What is asked:
Output all of the records exactly as written.

[START Records for this task]

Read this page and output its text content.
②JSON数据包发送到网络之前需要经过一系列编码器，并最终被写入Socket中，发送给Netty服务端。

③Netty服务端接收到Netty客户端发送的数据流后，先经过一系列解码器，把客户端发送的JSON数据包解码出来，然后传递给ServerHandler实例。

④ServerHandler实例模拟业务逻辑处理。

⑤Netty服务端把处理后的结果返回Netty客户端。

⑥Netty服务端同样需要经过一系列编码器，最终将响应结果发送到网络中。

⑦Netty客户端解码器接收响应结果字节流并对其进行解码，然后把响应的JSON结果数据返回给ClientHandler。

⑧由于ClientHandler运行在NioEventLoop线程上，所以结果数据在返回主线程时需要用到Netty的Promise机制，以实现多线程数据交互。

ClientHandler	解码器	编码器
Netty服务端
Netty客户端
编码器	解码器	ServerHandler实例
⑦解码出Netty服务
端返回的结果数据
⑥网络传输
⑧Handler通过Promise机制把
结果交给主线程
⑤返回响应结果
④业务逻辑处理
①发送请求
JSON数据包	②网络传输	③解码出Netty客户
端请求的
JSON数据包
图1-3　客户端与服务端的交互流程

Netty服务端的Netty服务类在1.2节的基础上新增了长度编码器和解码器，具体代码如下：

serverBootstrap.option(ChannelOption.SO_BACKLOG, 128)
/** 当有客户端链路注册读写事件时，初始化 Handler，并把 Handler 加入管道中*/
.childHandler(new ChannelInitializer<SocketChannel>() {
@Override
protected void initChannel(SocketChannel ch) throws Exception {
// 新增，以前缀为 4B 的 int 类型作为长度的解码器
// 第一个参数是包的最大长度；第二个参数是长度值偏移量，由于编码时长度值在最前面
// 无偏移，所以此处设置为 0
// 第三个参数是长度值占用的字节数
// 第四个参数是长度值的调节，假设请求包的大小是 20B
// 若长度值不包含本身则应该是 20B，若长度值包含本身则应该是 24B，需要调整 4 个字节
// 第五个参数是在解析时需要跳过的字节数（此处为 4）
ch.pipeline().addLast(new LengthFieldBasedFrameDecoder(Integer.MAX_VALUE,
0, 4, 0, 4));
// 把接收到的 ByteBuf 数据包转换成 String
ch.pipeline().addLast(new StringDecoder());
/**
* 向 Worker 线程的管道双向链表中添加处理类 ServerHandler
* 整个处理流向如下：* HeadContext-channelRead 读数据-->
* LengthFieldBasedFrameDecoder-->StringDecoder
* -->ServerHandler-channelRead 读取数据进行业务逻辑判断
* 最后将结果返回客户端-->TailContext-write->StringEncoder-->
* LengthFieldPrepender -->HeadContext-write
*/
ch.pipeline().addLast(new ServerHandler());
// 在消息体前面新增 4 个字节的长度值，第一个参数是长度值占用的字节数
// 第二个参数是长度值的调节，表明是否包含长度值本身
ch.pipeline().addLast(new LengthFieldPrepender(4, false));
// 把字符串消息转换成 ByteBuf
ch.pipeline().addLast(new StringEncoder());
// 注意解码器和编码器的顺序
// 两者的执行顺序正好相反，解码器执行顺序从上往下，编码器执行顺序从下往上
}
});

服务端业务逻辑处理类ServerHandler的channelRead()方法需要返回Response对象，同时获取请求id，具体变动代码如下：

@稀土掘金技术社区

[END Records for this task]

Written response:
Read this page and output its text content.
②JSON数据包发送到网络之前需要经过一系列编码器，并最终被写入Socket中，发送给Netty服务端。

③Netty服务端接收到Netty客户端发送的数据流后，先经过一系列解码器，把客户端发送的JSON数据包解码出来，然后传递给ServerHandler实例。

④ServerHandler实例模拟业务逻辑处理。

⑤Netty服务端把处理后的结果返回Netty客户端。

⑥Netty服务端同样需要经过一系列编码器，最终将响应结果发送到网络中。

⑦Netty客户端解码器接收响应结果字节流并对其进行解码，然后把响应的JSON结果数据返回给ClientHandler。

⑧由于ClientHandler运行在NioEventLoop线程上，所以结果数据在返回主线程时需要用到Netty的Promise机制，以实现多线程数据交互。

ClientHandler	解码器	编码器
Netty服务端
Netty客户端
编码器	解码器	ServerHandler实例
⑦解码出Netty服务
端返回的结果数据
⑥网络传输
⑧Handler通过Promise机制把
结果交给主线程
⑤返回响应结果
④业务逻辑处理
①发送请求
JSON数据包	②网络传输	③解码出Netty客户
端请求的
JSON数据包
图1-3　客户端与服务端的交互流程

Netty服务端的Netty服务类在1.2节的基础上新增了长度编码器和解码器，具体代码如下：

serverBootstrap.option(ChannelOption.SO_BACKLOG, 128)
/** 当有客户端链路注册读写事件时，初始化 Handler，并把 Handler 加入管道中*/
.childHandler(new ChannelInitializer<SocketChannel>() {
@Override
protected void initChannel(SocketChannel ch) throws Exception {
// 新增，以前缀为 4B 的 int 类型作为长度的解码器
// 第一个参数是包的最大长度；第二个参数是长度值偏移量，由于编码时长度值在最前面
// 无偏移，所以此处设置为 0
// 第三个参数是长度值占用的字节数
// 第四个参数是长度值的调节，假设请求包的大小是 20B
// 若长度值不包含本身则应该是 20B，若长度值包含本身则应该是 24B，需要调整 4 个字节
// 第五个参数是在解析时需要跳过的字节数（此处为 4）
ch.pipeline().addLast(new LengthFieldBasedFrameDecoder(Integer.MAX_VALUE,
0, 4, 0, 4));
// 把接收到的 ByteBuf 数据包转换成 String
ch.pipeline().addLast(new StringDecoder());
/**
* 向 Worker 线程的管道双向链表中添加处理类 ServerHandler
* 整个处理流向如下：* HeadContext-channelRead 读数据-->
* LengthFieldBasedFrameDecoder-->StringDecoder
* -->ServerHandler-channelRead 读取数据进行业务逻辑判断
* 最后将结果返回客户端-->TailContext-write->StringEncoder-->
* LengthFieldPrepender -->HeadContext-write
*/
ch.pipeline().addLast(new ServerHandler());
// 在消息体前面新增 4 个字节的长度值，第一个参数是长度值占用的字节数
// 第二个参数是长度值的调节，表明是否包含长度值本身
ch.pipeline().addLast(new LengthFieldPrepender(4, false));
// 把字符串消息转换成 ByteBuf
ch.pipeline().addLast(new StringEncoder());
// 注意解码器和编码器的顺序
// 两者的执行顺序正好相反，解码器执行顺序从上往下，编码器执行顺序从下往上
}
});

服务端业务逻辑处理类ServerHandler的channelRead()方法需要返回Response对象，同时获取请求id，具体变动代码如下：

@稀土掘金技术社区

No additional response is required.